A “low-touch” intervention is to evaluate the likely power or distortions from pre-testing under context-relevant violations of parallel trends. Refer to Pretrends R package.

Pros:

  • Very intuitive, easy to visualize
  • Helps identify when pre-testing may be least effective
  • Requires minimal changes from standard practice

Cons:

  • Power will always be <1, so no guarantee of unbiasedness/correct inference
  • Need to specify the hypothesized trend, will sometimes be difficult to summarize over many of these
  • Still not clear what to do when reject the pre-test


2. HonestDiD

As a more formal tool for robust inference and sensitivity analysis, the HonestDiD approach is more suggestive. It formalizes the intuition above by imposing the restriction that the counterfactual difference in trends cannot be “too different” than the pre-trend. Namely, though we cannot identify the post-period differences in trends (counterfactual), we believe the pre-period difference in trends can be a relatively good proxy for it. This allow us to bound the treatment effect and obtain uniformly valid (“honest”) confidence sets under the imposed restrictions.

There are two types of restrictions in general. The users should choose the restrictions based on the types of violations of PT you are worried about.

  • Bounds on relative magnitudes: $|\delta_{1}|\leq \overline{M}|\delta_{-1}|$ the slope could be difference, but by no more than the magnitude of $\overline{M}$, e.g. industry-specific or macroeconomic shocks that affects treated and controls differently.
  • Smoothness restriction: $\delta_{1}\in [-\delta_{-1}-M,-\delta_{-1}+M]$ bound how far $\delta_{1}$ can deviate from a linear extrapolation of the pre-trend, e.g. smooth long-run trends.

**Given problem A**
Echo the lines of the records starting at the one containing "636, 478, 651]" and ending at the one containing "580, 535, 623]", with both of those lines included.
The text and the records come from unrelated sources.

Rows taken from a dataset

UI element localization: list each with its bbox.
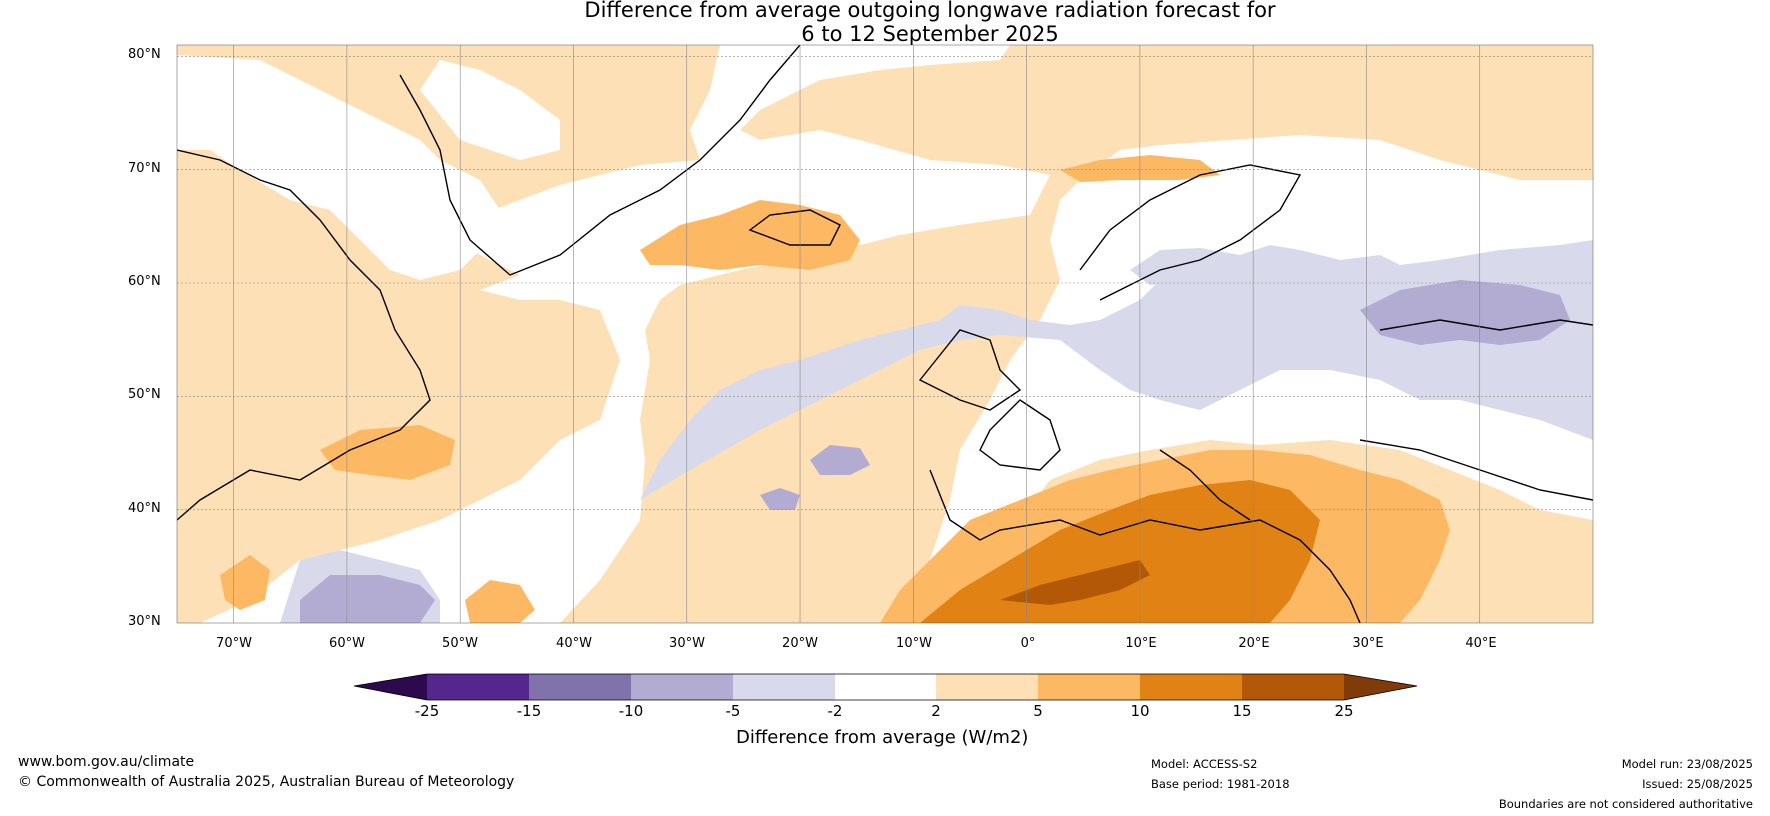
lon-label-50w: 50°W	[442, 636, 478, 651]
colorbar-tick: 25	[1334, 702, 1354, 720]
colorbar-segment	[835, 674, 936, 700]
map-title: Difference from average outgoing longwav…	[0, 0, 1770, 46]
lon-label-60w: 60°W	[329, 636, 365, 651]
anomaly-minus10-minus5-subtropics	[300, 575, 435, 623]
lat-label-80n: 80°N	[128, 47, 161, 62]
lon-label-70w: 70°W	[216, 636, 252, 651]
lon-label-10w: 10°W	[896, 636, 932, 651]
colorbar-outline	[353, 673, 1418, 701]
map-frame	[176, 44, 1594, 624]
colorbar-under-arrow	[354, 674, 427, 700]
colorbar-tick: 5	[1033, 702, 1043, 720]
lat-label-50n: 50°N	[128, 387, 161, 402]
footer-disclaimer: Boundaries are not considered authoritat…	[1498, 797, 1753, 811]
lon-label-0: 0°	[1020, 636, 1036, 651]
lon-label-40e: 40°E	[1465, 636, 1497, 651]
colorbar-tick: -2	[827, 702, 843, 720]
footer-model-run: Model run: 23/08/2025	[1621, 757, 1753, 771]
colorbar-tick: -5	[725, 702, 741, 720]
anomaly-10-15-north-africa	[920, 480, 1320, 623]
lon-label-20e: 20°E	[1238, 636, 1270, 651]
lon-label-40w: 40°W	[556, 636, 592, 651]
lat-label-30n: 30°N	[128, 614, 161, 629]
anomaly-5-10-subtropics-west	[220, 555, 270, 610]
lon-label-20w: 20°W	[782, 636, 818, 651]
footer-model: Model: ACCESS-S2	[1151, 757, 1258, 771]
lon-label-10e: 10°E	[1125, 636, 1157, 651]
colorbar-tick: 15	[1232, 702, 1252, 720]
coastlines	[177, 45, 1593, 623]
graticule	[177, 45, 1593, 623]
lat-label-40n: 40°N	[128, 501, 161, 516]
title-line-1: Difference from average outgoing longwav…	[584, 0, 1276, 22]
map-field	[177, 45, 1593, 623]
lat-label-70n: 70°N	[128, 161, 161, 176]
anomaly-minus5-minus2-scandinavia	[1130, 245, 1300, 285]
title-line-2: 6 to 12 September 2025	[801, 22, 1059, 46]
anomaly-minus5-minus2-europe	[640, 240, 1593, 500]
anomaly-15-25-sahara	[1000, 560, 1150, 605]
footer-website: www.bom.gov.au/climate	[18, 754, 195, 770]
anomaly-near-normal-greenland	[420, 60, 560, 160]
footer-base-period: Base period: 1981-2018	[1151, 777, 1290, 791]
colorbar-tick: -15	[516, 702, 542, 720]
colorbar-tick: 10	[1130, 702, 1150, 720]
anomaly-minus10-minus5-atlantic-2	[760, 488, 800, 510]
anomaly-5-10-iceland	[640, 200, 860, 270]
anomaly-5-10-subtropics-mid	[465, 580, 535, 623]
colorbar-tick: -10	[618, 702, 644, 720]
colorbar-segment	[1242, 674, 1344, 700]
colorbar-over-arrow	[1344, 674, 1417, 700]
anomaly-minus10-minus5-atlantic-1	[810, 445, 870, 475]
colorbar-segment	[1140, 674, 1242, 700]
lon-label-30e: 30°E	[1352, 636, 1384, 651]
footer-copyright: © Commonwealth of Australia 2025, Austra…	[18, 774, 515, 790]
footer-issued: Issued: 25/08/2025	[1642, 777, 1753, 791]
anomaly-minus10-minus5-russia	[1360, 280, 1570, 345]
anomaly-5-10-newfoundland	[320, 425, 455, 480]
colorbar-label: Difference from average (W/m2)	[736, 727, 1029, 748]
anomaly-near-normal-baffin	[177, 55, 500, 280]
colorbar-segment	[936, 674, 1038, 700]
colorbar-segment	[631, 674, 733, 700]
colorbar-segment	[1038, 674, 1140, 700]
lat-label-60n: 60°N	[128, 274, 161, 289]
colorbar-tick: -25	[414, 702, 440, 720]
lon-label-30w: 30°W	[669, 636, 705, 651]
colorbar-tick: 2	[931, 702, 941, 720]
colorbar-segment	[427, 674, 529, 700]
anomaly-near-normal-atlantic	[200, 45, 1050, 623]
colorbar-segment	[529, 674, 631, 700]
colorbar-segment	[733, 674, 835, 700]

**Given problem B**
In the passage on pre-testing and HonestDiD, what are the two types of restrictions named?

**Expected answer A**
lon-label-50w: 50°W	[442, 636, 478, 651]
colorbar-tick: 25	[1334, 702, 1354, 720]
colorbar-segment	[835, 674, 936, 700]
map-title: Difference from average outgoing longwav…	[0, 0, 1770, 46]
lon-label-60w: 60°W	[329, 636, 365, 651]
anomaly-minus10-minus5-subtropics	[300, 575, 435, 623]
lat-label-80n: 80°N	[128, 47, 161, 62]
lon-label-70w: 70°W	[216, 636, 252, 651]
lon-label-10w: 10°W	[896, 636, 932, 651]
colorbar-outline	[353, 673, 1418, 701]
map-frame	[176, 44, 1594, 624]
colorbar-under-arrow	[354, 674, 427, 700]
colorbar-tick: 5	[1033, 702, 1043, 720]
lat-label-50n: 50°N	[128, 387, 161, 402]
footer-disclaimer: Boundaries are not considered authoritat…	[1498, 797, 1753, 811]
lon-label-0: 0°	[1020, 636, 1036, 651]
lon-label-40e: 40°E	[1465, 636, 1497, 651]
colorbar-tick: -2	[827, 702, 843, 720]
footer-model-run: Model run: 23/08/2025	[1621, 757, 1753, 771]
colorbar-tick: -5	[725, 702, 741, 720]
anomaly-10-15-north-africa	[920, 480, 1320, 623]
lon-label-20e: 20°E	[1238, 636, 1270, 651]
lon-label-40w: 40°W	[556, 636, 592, 651]
lat-label-30n: 30°N	[128, 614, 161, 629]
anomaly-5-10-subtropics-west	[220, 555, 270, 610]
lon-label-20w: 20°W	[782, 636, 818, 651]
footer-model: Model: ACCESS-S2	[1151, 757, 1258, 771]
lon-label-10e: 10°E	[1125, 636, 1157, 651]
colorbar-tick: 15	[1232, 702, 1252, 720]
coastlines	[177, 45, 1593, 623]
graticule	[177, 45, 1593, 623]
lat-label-40n: 40°N	[128, 501, 161, 516]
title-line-1: Difference from average outgoing longwav…	[584, 0, 1276, 22]
map-field	[177, 45, 1593, 623]
lat-label-70n: 70°N	[128, 161, 161, 176]
anomaly-minus5-minus2-scandinavia	[1130, 245, 1300, 285]
title-line-2: 6 to 12 September 2025	[801, 22, 1059, 46]
anomaly-minus5-minus2-europe	[640, 240, 1593, 500]
anomaly-15-25-sahara	[1000, 560, 1150, 605]
footer-website: www.bom.gov.au/climate	[18, 754, 195, 770]
anomaly-near-normal-greenland	[420, 60, 560, 160]
footer-base-period: Base period: 1981-2018	[1151, 777, 1290, 791]
colorbar-tick: -15	[516, 702, 542, 720]
colorbar-tick: 10	[1130, 702, 1150, 720]
anomaly-minus10-minus5-atlantic-2	[760, 488, 800, 510]
anomaly-5-10-iceland	[640, 200, 860, 270]
anomaly-5-10-subtropics-mid	[465, 580, 535, 623]

**Expected answer B**
Bounds on relative magnitudes and a smoothness restriction.